_THE EXERCISE_
Copy out each line below that has the word "harmonics" in it.

_DATA ROWS_
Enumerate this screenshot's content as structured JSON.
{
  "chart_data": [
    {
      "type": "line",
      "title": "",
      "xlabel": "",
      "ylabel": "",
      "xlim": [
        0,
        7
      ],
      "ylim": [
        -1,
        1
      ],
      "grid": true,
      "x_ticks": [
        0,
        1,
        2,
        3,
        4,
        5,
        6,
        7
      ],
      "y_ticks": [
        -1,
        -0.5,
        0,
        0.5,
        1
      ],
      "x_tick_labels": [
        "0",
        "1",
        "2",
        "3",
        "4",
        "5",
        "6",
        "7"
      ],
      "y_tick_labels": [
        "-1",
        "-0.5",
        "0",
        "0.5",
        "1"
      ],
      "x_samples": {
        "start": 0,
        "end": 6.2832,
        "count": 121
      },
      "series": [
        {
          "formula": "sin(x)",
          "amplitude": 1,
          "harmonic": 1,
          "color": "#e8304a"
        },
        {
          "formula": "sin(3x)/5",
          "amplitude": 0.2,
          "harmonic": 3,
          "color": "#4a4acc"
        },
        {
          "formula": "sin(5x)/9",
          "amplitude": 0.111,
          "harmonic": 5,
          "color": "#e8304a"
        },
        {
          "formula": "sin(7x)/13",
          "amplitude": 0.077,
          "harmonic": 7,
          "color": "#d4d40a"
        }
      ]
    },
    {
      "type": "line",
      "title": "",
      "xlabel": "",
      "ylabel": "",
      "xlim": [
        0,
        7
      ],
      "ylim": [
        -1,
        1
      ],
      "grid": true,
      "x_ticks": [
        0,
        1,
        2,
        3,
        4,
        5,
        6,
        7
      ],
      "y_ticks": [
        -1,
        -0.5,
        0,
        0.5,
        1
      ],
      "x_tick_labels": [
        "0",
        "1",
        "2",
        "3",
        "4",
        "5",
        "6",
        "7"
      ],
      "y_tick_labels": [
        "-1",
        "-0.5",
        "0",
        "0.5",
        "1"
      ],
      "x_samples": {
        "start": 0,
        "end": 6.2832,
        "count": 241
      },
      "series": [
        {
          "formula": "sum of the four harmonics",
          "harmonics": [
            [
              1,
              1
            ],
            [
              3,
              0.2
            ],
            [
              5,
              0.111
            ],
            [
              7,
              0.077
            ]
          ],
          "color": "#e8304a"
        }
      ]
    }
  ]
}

_PROBLEM SOLUTION_
          "formula": "sum of the four harmonics",
          "harmonics": [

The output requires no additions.